> [What you are asked to do]
Gather all lines in the entries that include the word "Fibonacci".

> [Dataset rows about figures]
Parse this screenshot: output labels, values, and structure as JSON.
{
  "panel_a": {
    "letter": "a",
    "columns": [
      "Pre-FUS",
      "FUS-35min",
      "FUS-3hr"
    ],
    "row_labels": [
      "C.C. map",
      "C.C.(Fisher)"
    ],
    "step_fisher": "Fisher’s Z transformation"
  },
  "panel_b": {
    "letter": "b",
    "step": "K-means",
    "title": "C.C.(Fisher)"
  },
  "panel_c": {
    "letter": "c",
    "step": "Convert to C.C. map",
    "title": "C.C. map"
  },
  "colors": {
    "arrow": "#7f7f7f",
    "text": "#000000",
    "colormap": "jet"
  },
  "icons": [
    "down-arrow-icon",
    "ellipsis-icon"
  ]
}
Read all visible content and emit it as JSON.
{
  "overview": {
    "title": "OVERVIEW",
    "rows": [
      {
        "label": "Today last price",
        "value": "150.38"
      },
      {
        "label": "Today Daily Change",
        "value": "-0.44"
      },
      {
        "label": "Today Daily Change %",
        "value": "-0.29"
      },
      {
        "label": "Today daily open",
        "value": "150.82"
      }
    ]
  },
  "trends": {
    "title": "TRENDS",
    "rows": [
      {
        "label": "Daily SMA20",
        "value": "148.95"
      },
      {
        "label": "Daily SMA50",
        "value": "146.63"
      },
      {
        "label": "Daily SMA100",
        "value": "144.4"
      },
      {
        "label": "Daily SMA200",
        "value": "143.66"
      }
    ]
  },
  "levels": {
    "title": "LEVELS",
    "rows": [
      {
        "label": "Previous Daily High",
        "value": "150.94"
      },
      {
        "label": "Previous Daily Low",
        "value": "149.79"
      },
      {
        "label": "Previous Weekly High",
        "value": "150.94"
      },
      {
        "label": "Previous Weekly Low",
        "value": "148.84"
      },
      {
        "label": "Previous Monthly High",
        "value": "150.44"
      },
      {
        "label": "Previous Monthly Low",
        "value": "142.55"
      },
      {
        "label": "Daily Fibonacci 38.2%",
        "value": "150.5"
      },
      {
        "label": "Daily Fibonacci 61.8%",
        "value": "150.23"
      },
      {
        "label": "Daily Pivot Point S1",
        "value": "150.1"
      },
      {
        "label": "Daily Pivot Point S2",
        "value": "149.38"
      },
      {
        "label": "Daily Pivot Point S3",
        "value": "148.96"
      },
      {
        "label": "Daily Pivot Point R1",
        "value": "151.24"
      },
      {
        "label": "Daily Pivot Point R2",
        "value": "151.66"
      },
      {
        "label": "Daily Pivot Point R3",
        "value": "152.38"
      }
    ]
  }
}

> [Exercise solution]
        "label": "Daily Fibonacci 38.2%",
        "label": "Daily Fibonacci 61.8%",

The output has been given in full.